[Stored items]
────────────────────────────────────────

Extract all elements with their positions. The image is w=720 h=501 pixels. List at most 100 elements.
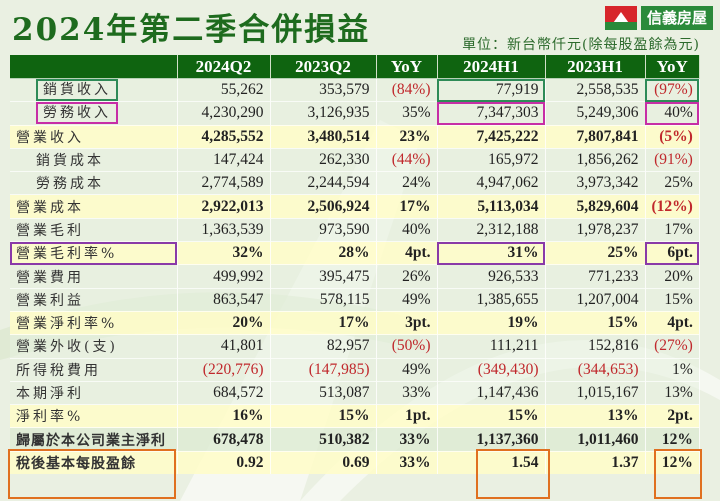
table-row: 所得稅費用 (220,776) (147,985) 49% (349,430) … — [10, 357, 700, 382]
cell-2023h1: 1,015,167 — [545, 380, 646, 405]
cell-2023q2: 353,579 — [270, 77, 377, 102]
cell-2024q2: 684,572 — [177, 380, 271, 405]
cell-2024h1: 1,147,436 — [437, 380, 546, 405]
cell-2023h1: 1,207,004 — [545, 287, 646, 312]
table-row: 營業毛利 1,363,539 973,590 40% 2,312,188 1,9… — [10, 217, 700, 242]
table-row: 淨利率% 16% 15% 1pt. 15% 13% 2pt. — [10, 404, 700, 428]
cell-2023h1: 3,973,342 — [545, 171, 646, 195]
cell-2024q2: 20% — [177, 310, 271, 335]
table-row: 本期淨利 684,572 513,087 33% 1,147,436 1,015… — [10, 380, 700, 405]
cell-q-yoy: 23% — [376, 124, 438, 149]
table-row: 銷貨收入 55,262 353,579 (84%) 77,919 2,558,5… — [10, 77, 700, 102]
cell-2024q2: (220,776) — [177, 357, 271, 382]
cell-h-yoy: 6pt. — [645, 241, 700, 265]
cell-2024h1: 7,347,303 — [437, 101, 546, 126]
cell-h-yoy: 12% — [645, 427, 700, 452]
cell-2024h1: 15% — [437, 404, 546, 428]
cell-2023h1: 2,558,535 — [545, 77, 646, 102]
cell-2024q2: 863,547 — [177, 287, 271, 312]
cell-2023h1: 13% — [545, 404, 646, 428]
table-row: 營業成本 2,922,013 2,506,924 17% 5,113,034 5… — [10, 194, 700, 219]
cell-2023h1: 1.37 — [545, 450, 646, 475]
cell-2023h1: 7,807,841 — [545, 124, 646, 149]
row-label: 營業成本 — [10, 194, 178, 219]
table-row: 營業毛利率% 32% 28% 4pt. 31% 25% 6pt. — [10, 241, 700, 265]
cell-2024h1: 1,137,360 — [437, 427, 546, 452]
row-label: 本期淨利 — [10, 380, 178, 405]
cell-2024h1: 1.54 — [437, 450, 546, 475]
row-label: 所得稅費用 — [10, 357, 178, 382]
cell-2024q2: 0.92 — [177, 450, 271, 475]
cell-2023q2: 15% — [270, 404, 377, 428]
cell-h-yoy: 12% — [645, 450, 700, 475]
table-row: 銷貨成本 147,424 262,330 (44%) 165,972 1,856… — [10, 147, 700, 172]
cell-2024q2: 2,774,589 — [177, 171, 271, 195]
row-label: 勞務成本 — [10, 171, 178, 195]
income-statement-table: 2024Q2 2023Q2 YoY 2024H1 2023H1 YoY 銷貨收入… — [10, 55, 700, 475]
cell-2024h1: 5,113,034 — [437, 194, 546, 219]
row-label: 營業毛利率% — [10, 241, 178, 265]
cell-2024q2: 147,424 — [177, 147, 271, 172]
cell-h-yoy: 2pt. — [645, 404, 700, 428]
cell-q-yoy: 35% — [376, 101, 438, 126]
cell-q-yoy: 4pt. — [376, 241, 438, 265]
cell-q-yoy: 24% — [376, 171, 438, 195]
cell-q-yoy: 33% — [376, 450, 438, 475]
cell-2024h1: 19% — [437, 310, 546, 335]
cell-2023q2: 0.69 — [270, 450, 377, 475]
table-row: 營業外收(支) 41,801 82,957 (50%) 111,211 152,… — [10, 334, 700, 359]
col-header-q-yoy: YoY — [376, 55, 438, 79]
table-row: 營業收入 4,285,552 3,480,514 23% 7,425,222 7… — [10, 124, 700, 149]
cell-q-yoy: 17% — [376, 194, 438, 219]
col-header-2024q2: 2024Q2 — [177, 55, 271, 79]
row-label: 營業費用 — [10, 264, 178, 289]
cell-q-yoy: 33% — [376, 380, 438, 405]
col-header-2023h1: 2023H1 — [545, 55, 646, 79]
cell-h-yoy: 13% — [645, 380, 700, 405]
cell-2023q2: 82,957 — [270, 334, 377, 359]
cell-q-yoy: 49% — [376, 357, 438, 382]
cell-2024q2: 499,992 — [177, 264, 271, 289]
cell-2023h1: 1,856,262 — [545, 147, 646, 172]
table-row: 勞務收入 4,230,290 3,126,935 35% 7,347,303 5… — [10, 101, 700, 126]
cell-q-yoy: 26% — [376, 264, 438, 289]
cell-2023h1: 1,978,237 — [545, 217, 646, 242]
cell-2023q2: 2,244,594 — [270, 171, 377, 195]
row-label: 銷貨收入 — [36, 79, 118, 102]
cell-2023q2: 578,115 — [270, 287, 377, 312]
cell-2023h1: 771,233 — [545, 264, 646, 289]
cell-2023q2: 2,506,924 — [270, 194, 377, 219]
cell-h-yoy: (5%) — [645, 124, 700, 149]
cell-2024h1: 4,947,062 — [437, 171, 546, 195]
col-header-2024h1: 2024H1 — [437, 55, 546, 79]
cell-2024q2: 1,363,539 — [177, 217, 271, 242]
logo-mark-icon — [605, 6, 637, 30]
row-label: 營業利益 — [10, 287, 178, 312]
cell-q-yoy: 49% — [376, 287, 438, 312]
cell-q-yoy: 40% — [376, 217, 438, 242]
cell-2023h1: 5,829,604 — [545, 194, 646, 219]
cell-h-yoy: (27%) — [645, 334, 700, 359]
cell-2024h1: 165,972 — [437, 147, 546, 172]
table-row: 歸屬於本公司業主淨利 678,478 510,382 33% 1,137,360… — [10, 427, 700, 452]
cell-h-yoy: 25% — [645, 171, 700, 195]
cell-2023q2: 973,590 — [270, 217, 377, 242]
cell-2024h1: 31% — [437, 241, 546, 265]
table-row: 勞務成本 2,774,589 2,244,594 24% 4,947,062 3… — [10, 171, 700, 195]
cell-2024q2: 55,262 — [177, 77, 271, 102]
cell-h-yoy: (91%) — [645, 147, 700, 172]
cell-h-yoy: 15% — [645, 287, 700, 312]
cell-2024q2: 2,922,013 — [177, 194, 271, 219]
row-label: 營業收入 — [10, 124, 178, 149]
cell-q-yoy: 1pt. — [376, 404, 438, 428]
cell-2023q2: 17% — [270, 310, 377, 335]
cell-2024q2: 4,285,552 — [177, 124, 271, 149]
cell-2024h1: 111,211 — [437, 334, 546, 359]
row-label: 歸屬於本公司業主淨利 — [10, 427, 178, 452]
table-row: 營業淨利率% 20% 17% 3pt. 19% 15% 4pt. — [10, 310, 700, 335]
cell-h-yoy: 40% — [645, 101, 700, 126]
page-title: 2024年第二季合併損益 — [12, 12, 371, 48]
cell-2023h1: 152,816 — [545, 334, 646, 359]
col-header-2023q2: 2023Q2 — [270, 55, 377, 79]
cell-h-yoy: 1% — [645, 357, 700, 382]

────────────────────────────────────────

### Stated exercise
Can you convert the lines between the one holding "table-row: 所得稅費用 (220,776)" and the one holding "cell-2024h1: 1,147,436 — [437, 380, 546, 405]", inclusive, into a numbered list with any blank lines left out?

### Answer in full
1. table-row: 所得稅費用 (220,776) (147,985) 49% (349,430) … — [10, 357, 700, 382]
2. cell-2023h1: 1,015,167 — [545, 380, 646, 405]
3. cell-2023q2: 353,579 — [270, 77, 377, 102]
4. cell-2024q2: 684,572 — [177, 380, 271, 405]
5. cell-2024h1: 1,147,436 — [437, 380, 546, 405]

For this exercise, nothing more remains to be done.